Exercise data.

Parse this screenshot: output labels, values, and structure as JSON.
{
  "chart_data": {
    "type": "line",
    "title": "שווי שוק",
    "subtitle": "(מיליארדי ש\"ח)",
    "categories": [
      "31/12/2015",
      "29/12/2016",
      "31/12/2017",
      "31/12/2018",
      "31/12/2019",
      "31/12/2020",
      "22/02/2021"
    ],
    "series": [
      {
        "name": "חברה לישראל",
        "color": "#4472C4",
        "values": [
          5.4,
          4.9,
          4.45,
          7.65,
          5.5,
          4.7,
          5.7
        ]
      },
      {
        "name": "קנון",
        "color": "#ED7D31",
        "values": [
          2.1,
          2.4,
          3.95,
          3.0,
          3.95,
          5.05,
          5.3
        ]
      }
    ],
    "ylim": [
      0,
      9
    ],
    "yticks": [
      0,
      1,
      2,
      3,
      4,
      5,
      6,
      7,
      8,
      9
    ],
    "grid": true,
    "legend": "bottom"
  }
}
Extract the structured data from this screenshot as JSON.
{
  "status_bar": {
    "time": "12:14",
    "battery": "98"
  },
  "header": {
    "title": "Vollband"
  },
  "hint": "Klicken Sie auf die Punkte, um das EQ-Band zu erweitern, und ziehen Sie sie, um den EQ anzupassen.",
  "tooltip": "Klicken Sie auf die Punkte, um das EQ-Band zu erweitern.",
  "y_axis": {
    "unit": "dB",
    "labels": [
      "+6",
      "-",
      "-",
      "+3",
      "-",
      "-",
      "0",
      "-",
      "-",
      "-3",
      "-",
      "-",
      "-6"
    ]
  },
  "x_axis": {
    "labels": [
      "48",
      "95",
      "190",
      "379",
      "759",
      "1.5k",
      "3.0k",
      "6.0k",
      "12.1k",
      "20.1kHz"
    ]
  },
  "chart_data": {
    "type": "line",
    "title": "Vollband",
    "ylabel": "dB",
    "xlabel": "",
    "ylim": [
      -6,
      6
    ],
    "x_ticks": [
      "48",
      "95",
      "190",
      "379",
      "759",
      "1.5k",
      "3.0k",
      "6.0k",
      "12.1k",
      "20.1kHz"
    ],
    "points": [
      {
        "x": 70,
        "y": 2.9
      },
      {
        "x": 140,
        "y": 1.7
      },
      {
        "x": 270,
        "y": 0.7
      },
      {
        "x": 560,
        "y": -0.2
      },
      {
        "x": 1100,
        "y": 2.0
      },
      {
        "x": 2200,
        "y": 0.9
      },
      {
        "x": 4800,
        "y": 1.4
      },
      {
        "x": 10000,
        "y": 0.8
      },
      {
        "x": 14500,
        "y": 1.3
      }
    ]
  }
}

Aim of the task. Show, from the listing above, each line that contains the word "JSON".

Response.
Parse this screenshot: output labels, values, and structure as JSON.
Extract the structured data from this screenshot as JSON.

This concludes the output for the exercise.